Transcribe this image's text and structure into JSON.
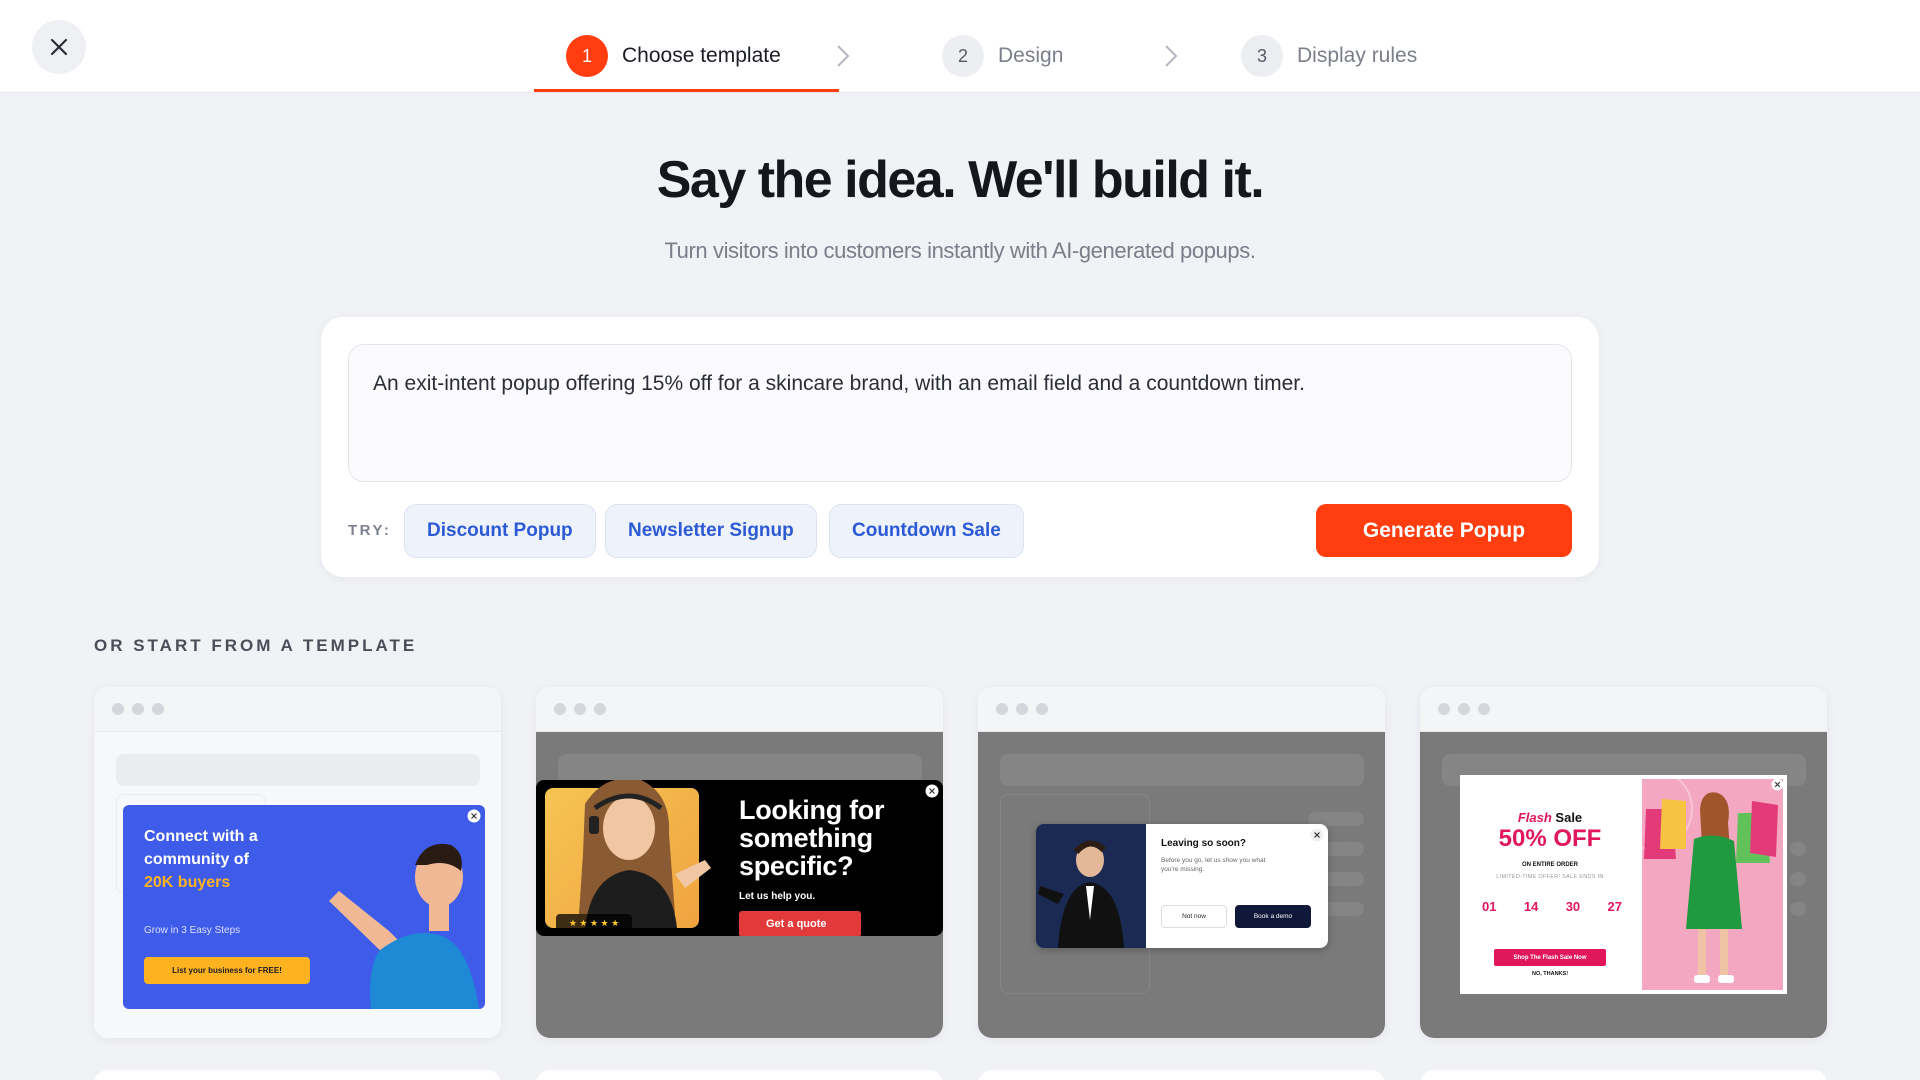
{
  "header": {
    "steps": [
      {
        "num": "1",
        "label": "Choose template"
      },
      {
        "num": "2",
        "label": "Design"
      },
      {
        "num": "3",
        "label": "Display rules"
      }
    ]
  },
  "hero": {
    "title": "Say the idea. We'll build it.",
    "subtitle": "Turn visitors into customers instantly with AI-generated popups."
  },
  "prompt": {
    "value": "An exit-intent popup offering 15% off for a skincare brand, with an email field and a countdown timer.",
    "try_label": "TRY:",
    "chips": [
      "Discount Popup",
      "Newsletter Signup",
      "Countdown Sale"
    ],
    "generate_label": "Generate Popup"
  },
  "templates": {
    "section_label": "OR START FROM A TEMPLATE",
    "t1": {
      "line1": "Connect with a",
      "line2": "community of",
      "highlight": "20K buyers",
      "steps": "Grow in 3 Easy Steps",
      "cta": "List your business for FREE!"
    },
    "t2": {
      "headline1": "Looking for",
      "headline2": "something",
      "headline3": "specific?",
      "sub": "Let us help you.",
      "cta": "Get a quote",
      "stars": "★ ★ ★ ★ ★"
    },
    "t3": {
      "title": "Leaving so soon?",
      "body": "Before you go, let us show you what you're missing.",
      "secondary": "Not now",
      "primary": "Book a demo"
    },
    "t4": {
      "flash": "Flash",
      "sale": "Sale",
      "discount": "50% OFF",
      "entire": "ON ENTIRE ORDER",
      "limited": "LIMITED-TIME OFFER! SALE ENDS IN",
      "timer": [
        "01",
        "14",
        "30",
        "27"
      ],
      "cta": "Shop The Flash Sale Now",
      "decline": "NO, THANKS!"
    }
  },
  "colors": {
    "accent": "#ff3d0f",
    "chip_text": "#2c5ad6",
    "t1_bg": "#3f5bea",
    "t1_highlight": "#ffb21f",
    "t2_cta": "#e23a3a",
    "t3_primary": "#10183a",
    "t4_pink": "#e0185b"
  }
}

★ ★ ★ ★ ★

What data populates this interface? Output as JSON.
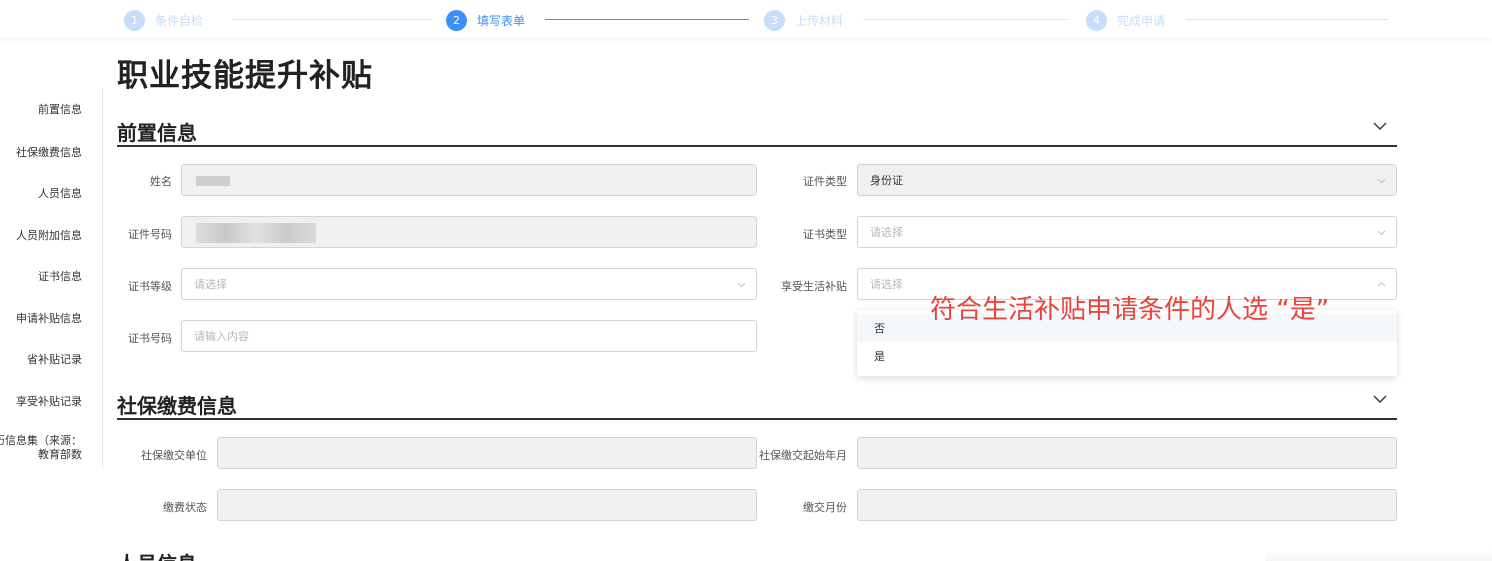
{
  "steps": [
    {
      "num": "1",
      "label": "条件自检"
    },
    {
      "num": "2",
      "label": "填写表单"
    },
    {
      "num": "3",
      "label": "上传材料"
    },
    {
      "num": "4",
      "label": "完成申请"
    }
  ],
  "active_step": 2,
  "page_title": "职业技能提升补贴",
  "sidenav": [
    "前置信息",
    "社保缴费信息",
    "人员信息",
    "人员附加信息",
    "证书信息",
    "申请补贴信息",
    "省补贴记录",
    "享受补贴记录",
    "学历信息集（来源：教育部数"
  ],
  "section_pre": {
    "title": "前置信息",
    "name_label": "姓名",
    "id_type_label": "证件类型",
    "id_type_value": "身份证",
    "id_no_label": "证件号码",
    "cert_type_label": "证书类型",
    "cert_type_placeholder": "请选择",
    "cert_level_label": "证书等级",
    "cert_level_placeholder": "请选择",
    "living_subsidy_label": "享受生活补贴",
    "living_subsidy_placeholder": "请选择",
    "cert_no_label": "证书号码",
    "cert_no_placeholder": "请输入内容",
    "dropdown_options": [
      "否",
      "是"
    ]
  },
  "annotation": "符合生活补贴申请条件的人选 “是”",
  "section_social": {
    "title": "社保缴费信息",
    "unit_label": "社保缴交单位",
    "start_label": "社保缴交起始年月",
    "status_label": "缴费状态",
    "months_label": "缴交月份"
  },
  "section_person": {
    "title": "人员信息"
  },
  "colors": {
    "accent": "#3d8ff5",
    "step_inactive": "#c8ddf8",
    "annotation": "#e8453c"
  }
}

★ ★ ★ ★ ★

■ **Set exercise**
Copy every line above that includes the string "with".

■ **Solution below**
    "subtitle": "Turn visitors into customers instantly with AI-generated popups."
    "value": "An exit-intent popup offering 15% off for a skincare brand, with an email field and a countdown timer.",
      "line1": "Connect with a",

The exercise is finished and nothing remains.